## Set problem:
Only the pictures are omitted; repeat all other data exactly.

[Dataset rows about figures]
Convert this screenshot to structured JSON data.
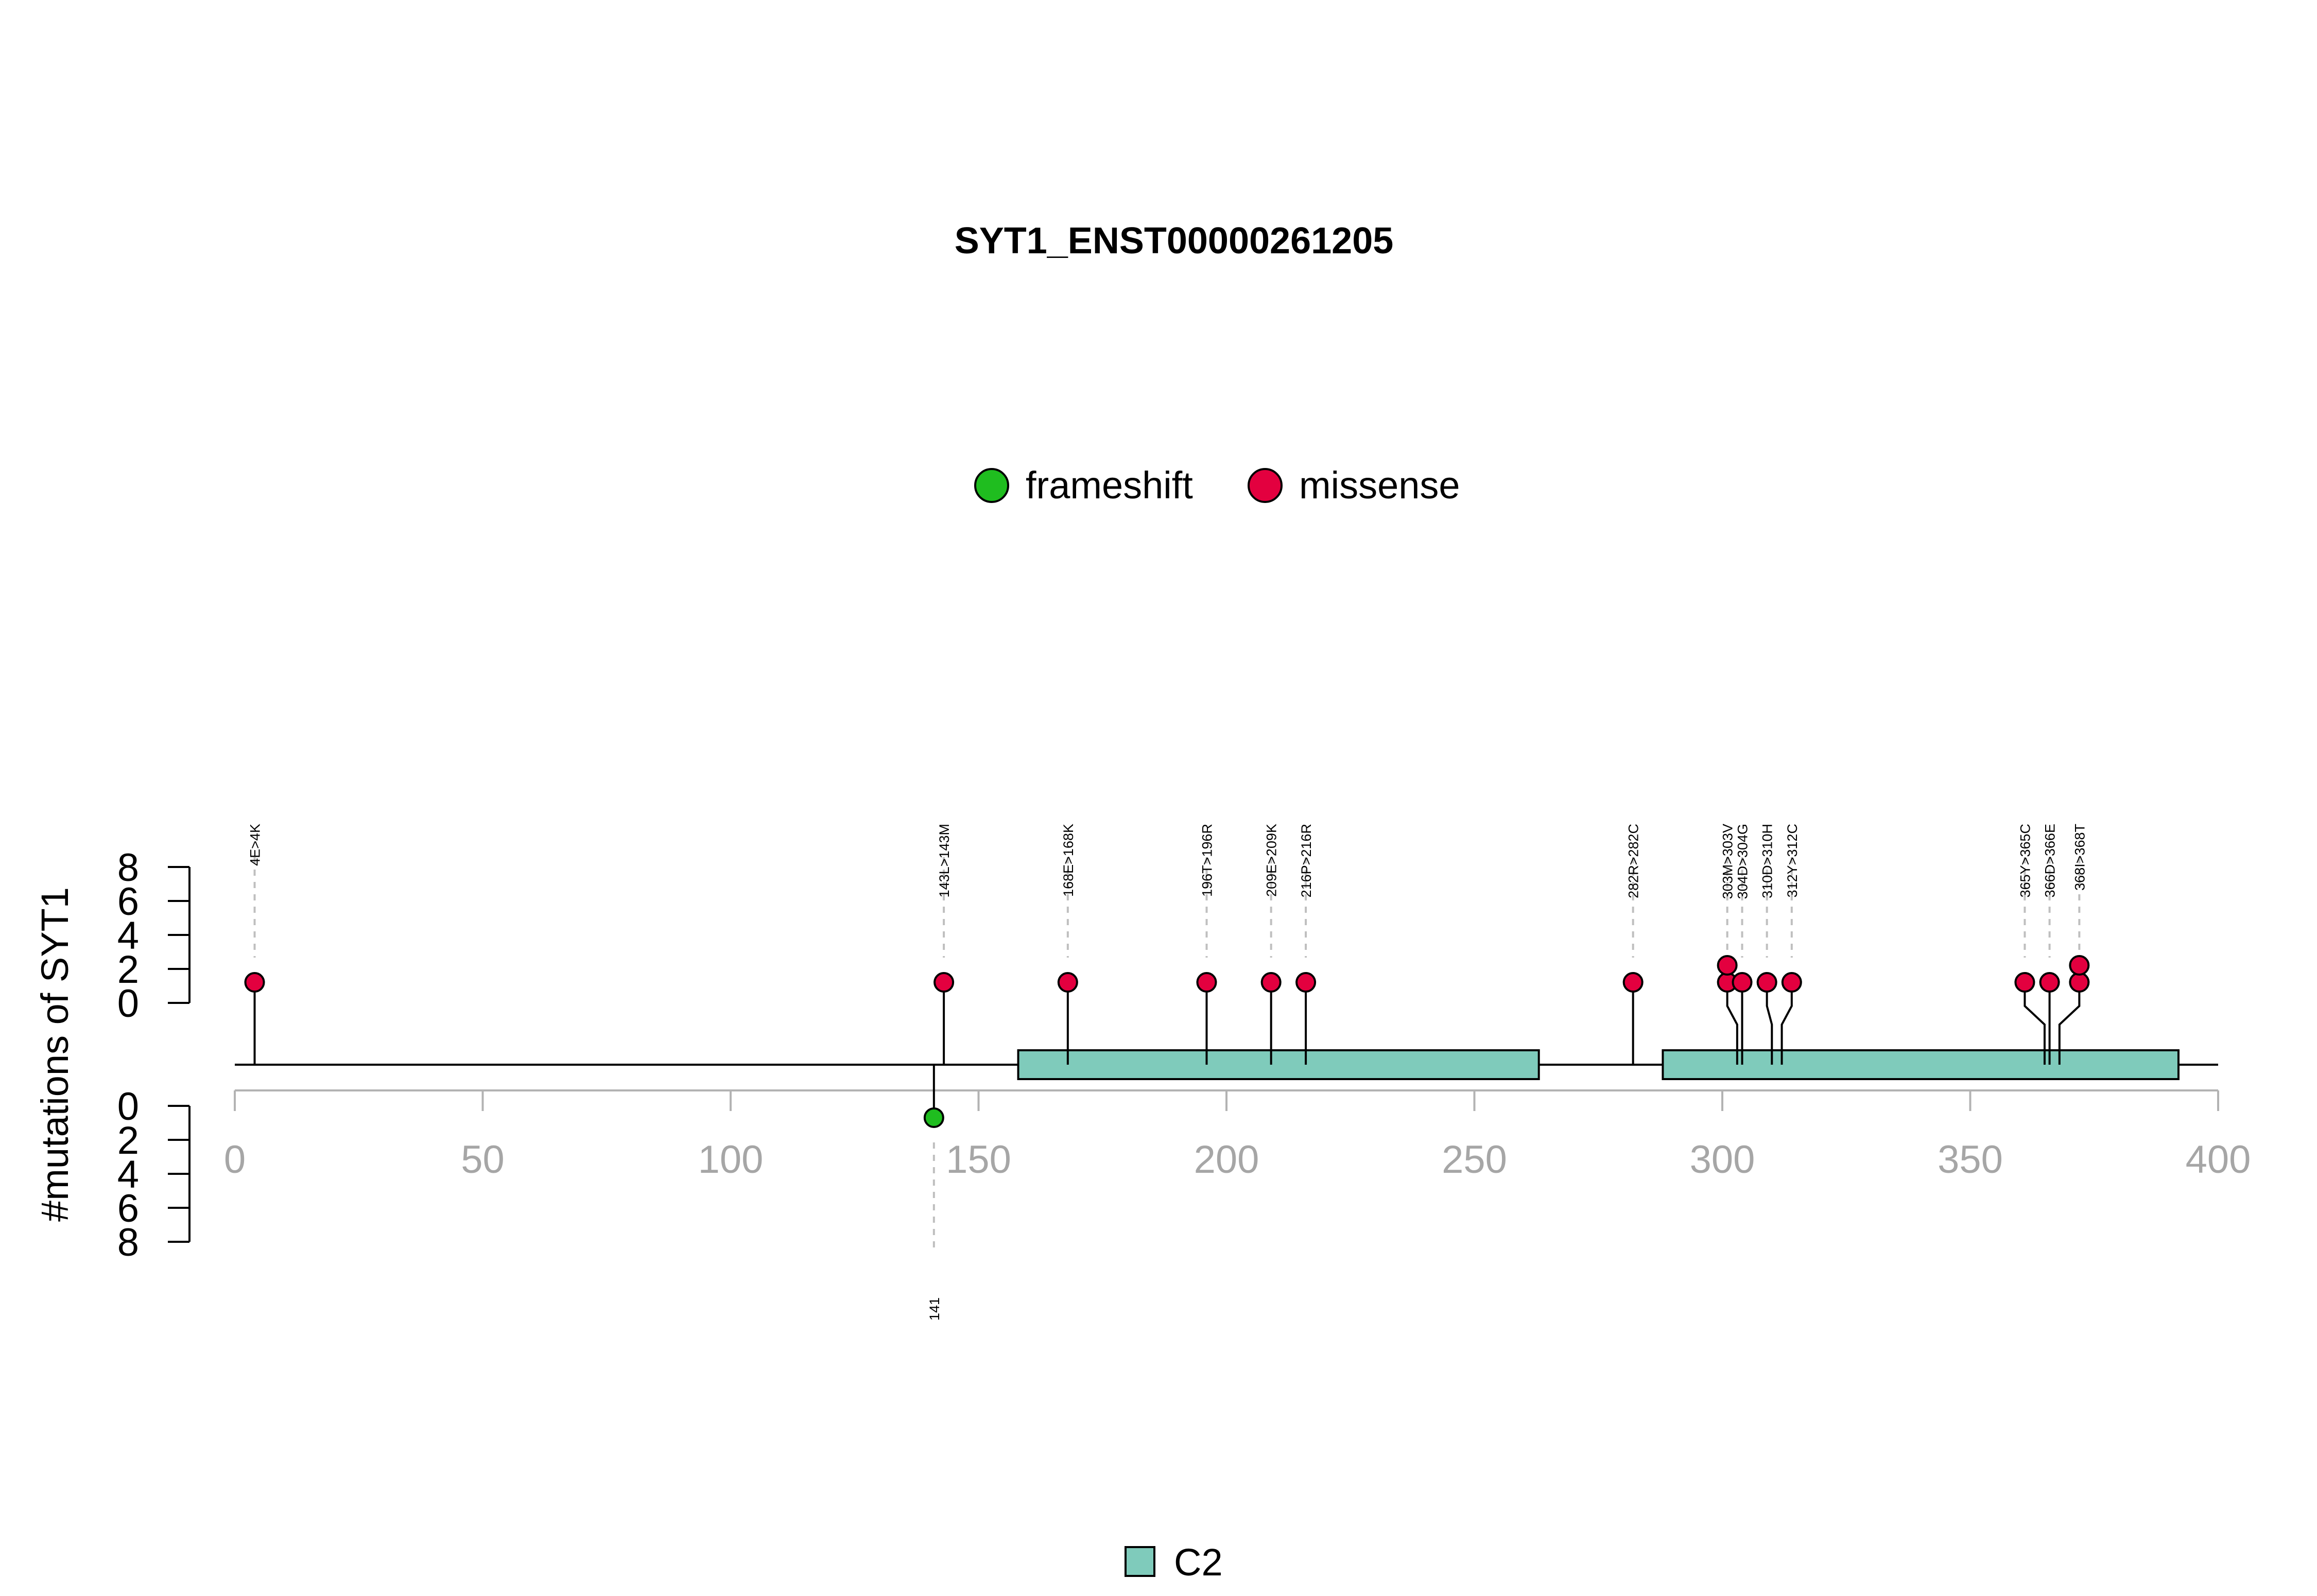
{
  "chart_data": {
    "type": "lollipop",
    "title": "SYT1_ENST00000261205",
    "ylabel": "#mutations of SYT1",
    "xlim": [
      0,
      400
    ],
    "x_ticks": [
      0,
      50,
      100,
      150,
      200,
      250,
      300,
      350,
      400
    ],
    "y_ticks": [
      0,
      2,
      4,
      6,
      8
    ],
    "legend": [
      {
        "name": "frameshift",
        "color": "#1fbd1f"
      },
      {
        "name": "missense",
        "color": "#e3003f"
      }
    ],
    "domains": [
      {
        "name": "C2",
        "start": 158,
        "end": 263,
        "color": "#7fcbbb"
      },
      {
        "name": "C2",
        "start": 288,
        "end": 392,
        "color": "#7fcbbb"
      }
    ],
    "domain_legend": [
      {
        "name": "C2",
        "color": "#7fcbbb"
      }
    ],
    "mutations_top": [
      {
        "label": "4E>4K",
        "position": 4,
        "count": 1,
        "type": "missense"
      },
      {
        "label": "143L>143M",
        "position": 143,
        "count": 1,
        "type": "missense"
      },
      {
        "label": "168E>168K",
        "position": 168,
        "count": 1,
        "type": "missense"
      },
      {
        "label": "196T>196R",
        "position": 196,
        "count": 1,
        "type": "missense"
      },
      {
        "label": "209E>209K",
        "position": 209,
        "count": 1,
        "type": "missense"
      },
      {
        "label": "216P>216R",
        "position": 216,
        "count": 1,
        "type": "missense"
      },
      {
        "label": "282R>282C",
        "position": 282,
        "count": 1,
        "type": "missense"
      },
      {
        "label": "303M>303V",
        "position": 303,
        "count": 2,
        "type": "missense"
      },
      {
        "label": "304D>304G",
        "position": 304,
        "count": 1,
        "type": "missense"
      },
      {
        "label": "310D>310H",
        "position": 310,
        "count": 1,
        "type": "missense"
      },
      {
        "label": "312Y>312C",
        "position": 312,
        "count": 1,
        "type": "missense"
      },
      {
        "label": "365Y>365C",
        "position": 365,
        "count": 1,
        "type": "missense"
      },
      {
        "label": "366D>366E",
        "position": 366,
        "count": 1,
        "type": "missense"
      },
      {
        "label": "368I>368T",
        "position": 368,
        "count": 2,
        "type": "missense"
      }
    ],
    "mutations_bottom": [
      {
        "label": "141",
        "position": 141,
        "count": 1,
        "type": "frameshift"
      }
    ]
  }
}
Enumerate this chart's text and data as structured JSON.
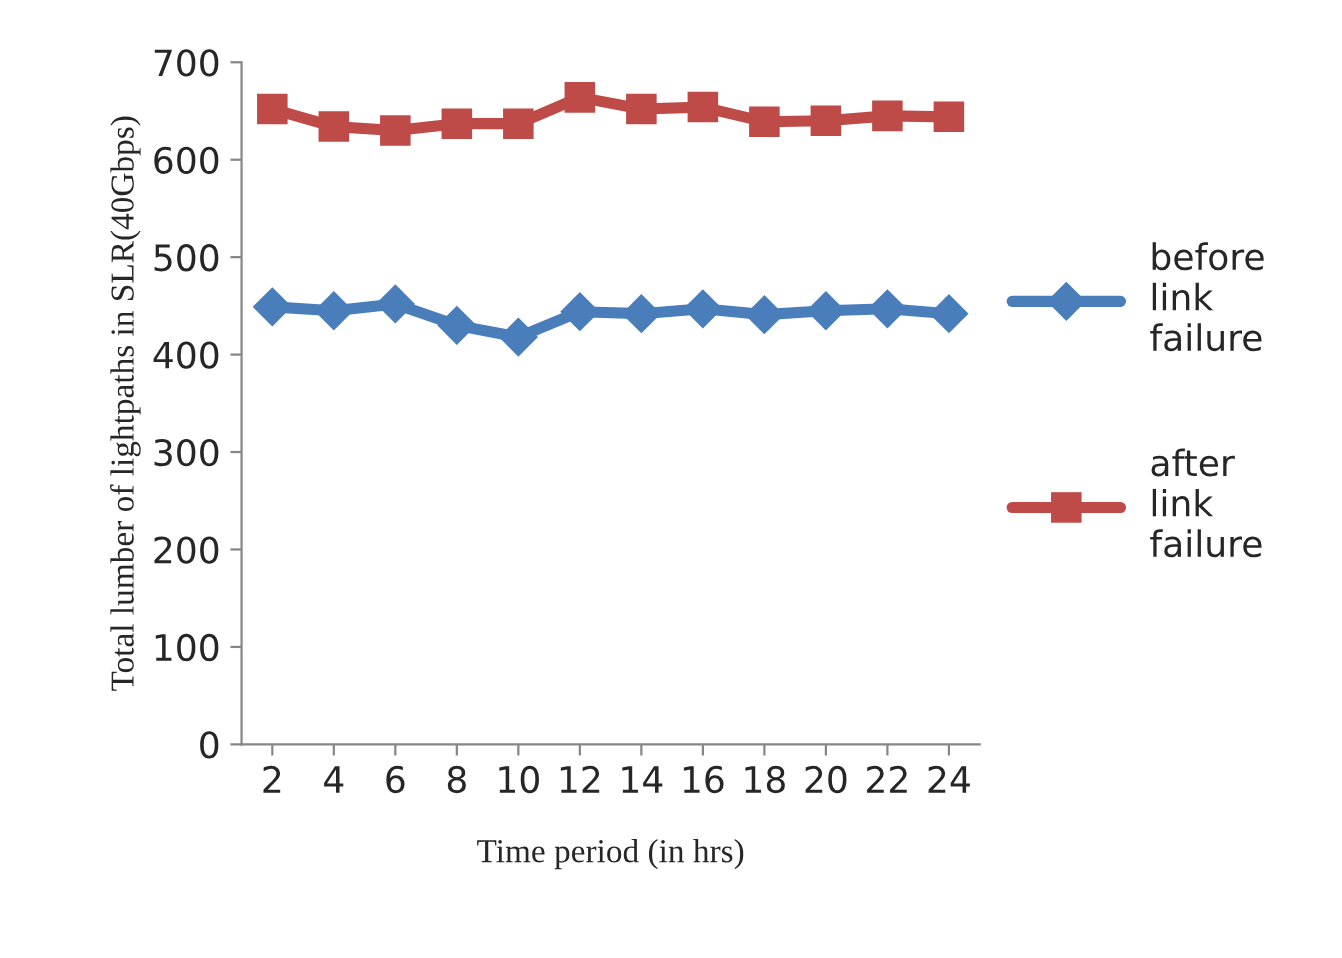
{
  "chart_data": {
    "type": "line",
    "xlabel": "Time period (in hrs)",
    "ylabel": "Total lumber of lightpaths in SLR(40Gbps)",
    "categories": [
      "2",
      "4",
      "6",
      "8",
      "10",
      "12",
      "14",
      "16",
      "18",
      "20",
      "22",
      "24"
    ],
    "series": [
      {
        "name": "before\nlink\nfailure",
        "color": "#4a7ebb",
        "marker": "diamond",
        "values": [
          449,
          445,
          452,
          430,
          418,
          444,
          442,
          447,
          441,
          445,
          447,
          442
        ]
      },
      {
        "name": "after\nlink\nfailure",
        "color": "#be4b48",
        "marker": "square",
        "values": [
          652,
          634,
          630,
          637,
          637,
          664,
          652,
          654,
          639,
          640,
          645,
          644
        ]
      }
    ],
    "ylim": [
      0,
      700
    ],
    "yticks": [
      0,
      100,
      200,
      300,
      400,
      500,
      600,
      700
    ],
    "grid": false,
    "legend": "right",
    "line_style": "solid"
  }
}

## Full response:
Convert this screenshot to structured JSON data.
{
  "chart_data": {
    "type": "lollipop",
    "title": "SYT1_ENST00000261205",
    "ylabel": "#mutations of SYT1",
    "xlim": [
      0,
      400
    ],
    "x_ticks": [
      0,
      50,
      100,
      150,
      200,
      250,
      300,
      350,
      400
    ],
    "y_ticks": [
      0,
      2,
      4,
      6,
      8
    ],
    "legend": [
      {
        "name": "frameshift",
        "color": "#1fbd1f"
      },
      {
        "name": "missense",
        "color": "#e3003f"
      }
    ],
    "domains": [
      {
        "name": "C2",
        "start": 158,
        "end": 263,
        "color": "#7fcbbb"
      },
      {
        "name": "C2",
        "start": 288,
        "end": 392,
        "color": "#7fcbbb"
      }
    ],
    "domain_legend": [
      {
        "name": "C2",
        "color": "#7fcbbb"
      }
    ],
    "mutations_top": [
      {
        "label": "4E>4K",
        "position": 4,
        "count": 1,
        "type": "missense"
      },
      {
        "label": "143L>143M",
        "position": 143,
        "count": 1,
        "type": "missense"
      },
      {
        "label": "168E>168K",
        "position": 168,
        "count": 1,
        "type": "missense"
      },
      {
        "label": "196T>196R",
        "position": 196,
        "count": 1,
        "type": "missense"
      },
      {
        "label": "209E>209K",
        "position": 209,
        "count": 1,
        "type": "missense"
      },
      {
        "label": "216P>216R",
        "position": 216,
        "count": 1,
        "type": "missense"
      },
      {
        "label": "282R>282C",
        "position": 282,
        "count": 1,
        "type": "missense"
      },
      {
        "label": "303M>303V",
        "position": 303,
        "count": 2,
        "type": "missense"
      },
      {
        "label": "304D>304G",
        "position": 304,
        "count": 1,
        "type": "missense"
      },
      {
        "label": "310D>310H",
        "position": 310,
        "count": 1,
        "type": "missense"
      },
      {
        "label": "312Y>312C",
        "position": 312,
        "count": 1,
        "type": "missense"
      },
      {
        "label": "365Y>365C",
        "position": 365,
        "count": 1,
        "type": "missense"
      },
      {
        "label": "366D>366E",
        "position": 366,
        "count": 1,
        "type": "missense"
      },
      {
        "label": "368I>368T",
        "position": 368,
        "count": 2,
        "type": "missense"
      }
    ],
    "mutations_bottom": [
      {
        "label": "141",
        "position": 141,
        "count": 1,
        "type": "frameshift"
      }
    ]
  }
}
Enumerate this chart's text and data as structured JSON.
{
  "chart_data": {
    "type": "line",
    "xlabel": "Time period (in hrs)",
    "ylabel": "Total lumber of lightpaths in SLR(40Gbps)",
    "categories": [
      "2",
      "4",
      "6",
      "8",
      "10",
      "12",
      "14",
      "16",
      "18",
      "20",
      "22",
      "24"
    ],
    "series": [
      {
        "name": "before\nlink\nfailure",
        "color": "#4a7ebb",
        "marker": "diamond",
        "values": [
          449,
          445,
          452,
          430,
          418,
          444,
          442,
          447,
          441,
          445,
          447,
          442
        ]
      },
      {
        "name": "after\nlink\nfailure",
        "color": "#be4b48",
        "marker": "square",
        "values": [
          652,
          634,
          630,
          637,
          637,
          664,
          652,
          654,
          639,
          640,
          645,
          644
        ]
      }
    ],
    "ylim": [
      0,
      700
    ],
    "yticks": [
      0,
      100,
      200,
      300,
      400,
      500,
      600,
      700
    ],
    "grid": false,
    "legend": "right",
    "line_style": "solid"
  }
}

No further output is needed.